→ **What needs to be done**:
Rewrite the data below as a numbered list, skipping blank lines and omitting the pictures.

======== Excerpted records ========

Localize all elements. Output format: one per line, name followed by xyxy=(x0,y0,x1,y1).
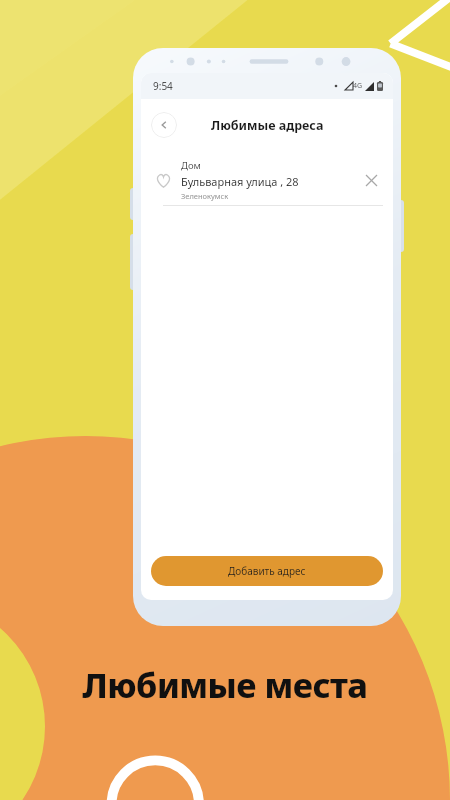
staticText: Зеленокумск xyxy=(181,191,229,201)
button[interactable]: Remove address xyxy=(359,168,383,192)
staticText: Любимые места xyxy=(0,662,450,708)
staticText: 4G xyxy=(353,81,363,91)
other: Favorite xyxy=(151,168,175,192)
button[interactable]: Back xyxy=(151,112,177,138)
staticText: 9:54 xyxy=(153,79,173,93)
button[interactable]: Добавить адрес xyxy=(151,556,383,586)
staticText: Любимые адреса xyxy=(211,117,324,134)
button[interactable]: Favorite xyxy=(141,155,393,205)
staticText: Дом xyxy=(181,159,201,172)
staticText: Добавить адрес xyxy=(228,564,306,578)
staticText: Бульварная улица , 28 xyxy=(181,174,299,189)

========

→ **Task response**:
1. Localize all elements. Output format: one per line, name followed by xyxy=(x0,y0,x1,y1).
2. staticText: Зеленокумск xyxy=(181,191,229,201)
3. button[interactable]: Remove address xyxy=(359,168,383,192)
4. staticText: Любимые места xyxy=(0,662,450,708)
5. staticText: 4G xyxy=(353,81,363,91)
6. other: Favorite xyxy=(151,168,175,192)
7. button[interactable]: Back xyxy=(151,112,177,138)
8. staticText: 9:54 xyxy=(153,79,173,93)
9. button[interactable]: Добавить адрес xyxy=(151,556,383,586)
10. staticText: Любимые адреса xyxy=(211,117,324,134)
11. button[interactable]: Favorite xyxy=(141,155,393,205)
12. staticText: Дом xyxy=(181,159,201,172)
13. staticText: Добавить адрес xyxy=(228,564,306,578)
14. staticText: Бульварная улица , 28 xyxy=(181,174,299,189)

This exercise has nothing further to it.